Aim = Images do not belong in the copy. Retype all the entries below exactly.

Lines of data
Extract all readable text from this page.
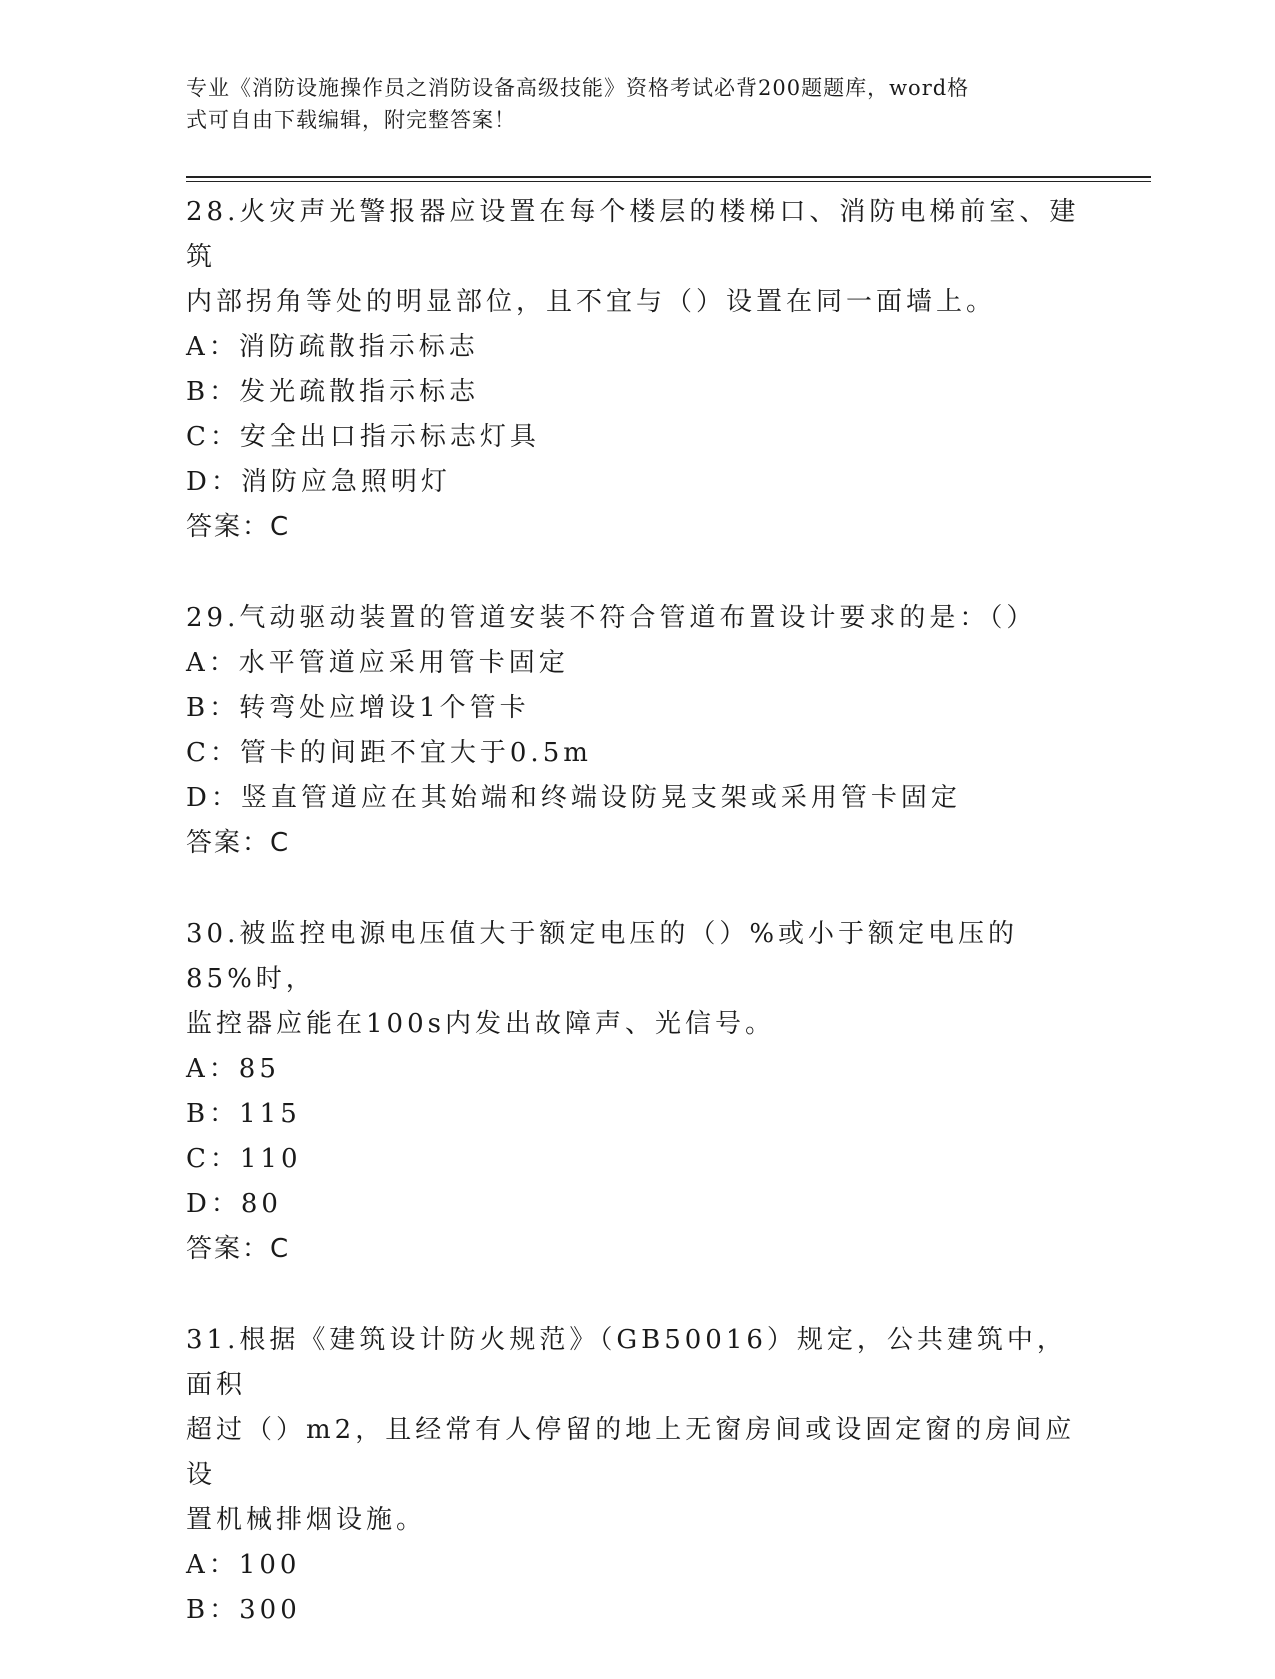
专业《消防设施操作员之消防设备高级技能》资格考试必背200题题库，word格
式可自由下载编辑，附完整答案！

28.火灾声光警报器应设置在每个楼层的楼梯口、消防电梯前室、建筑

内部拐角等处的明显部位，且不宜与（）设置在同一面墙上。

A：消防疏散指示标志

B：发光疏散指示标志

C：安全出口指示标志灯具

D：消防应急照明灯

答案：C

29.气动驱动装置的管道安装不符合管道布置设计要求的是：（）

A：水平管道应采用管卡固定

B：转弯处应增设1个管卡

C：管卡的间距不宜大于0.5m

D：竖直管道应在其始端和终端设防晃支架或采用管卡固定

答案：C

30.被监控电源电压值大于额定电压的（）%或小于额定电压的85%时，

监控器应能在100s内发出故障声、光信号。

A：85

B：115

C：110

D：80

答案：C

31.根据《建筑设计防火规范》（GB50016）规定，公共建筑中，面积

超过（）m2，且经常有人停留的地上无窗房间或设固定窗的房间应设

置机械排烟设施。

A：100

B：300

Exercise response =
Extract all readable text from this page.
专业《消防设施操作员之消防设备高级技能》资格考试必背200题题库，word格
式可自由下载编辑，附完整答案！

28.火灾声光警报器应设置在每个楼层的楼梯口、消防电梯前室、建筑

内部拐角等处的明显部位，且不宜与（）设置在同一面墙上。

A：消防疏散指示标志

B：发光疏散指示标志

C：安全出口指示标志灯具

D：消防应急照明灯

答案：C

29.气动驱动装置的管道安装不符合管道布置设计要求的是：（）

A：水平管道应采用管卡固定

B：转弯处应增设1个管卡

C：管卡的间距不宜大于0.5m

D：竖直管道应在其始端和终端设防晃支架或采用管卡固定

答案：C

30.被监控电源电压值大于额定电压的（）%或小于额定电压的85%时，

监控器应能在100s内发出故障声、光信号。

A：85

B：115

C：110

D：80

答案：C

31.根据《建筑设计防火规范》（GB50016）规定，公共建筑中，面积

超过（）m2，且经常有人停留的地上无窗房间或设固定窗的房间应设

置机械排烟设施。

A：100

B：300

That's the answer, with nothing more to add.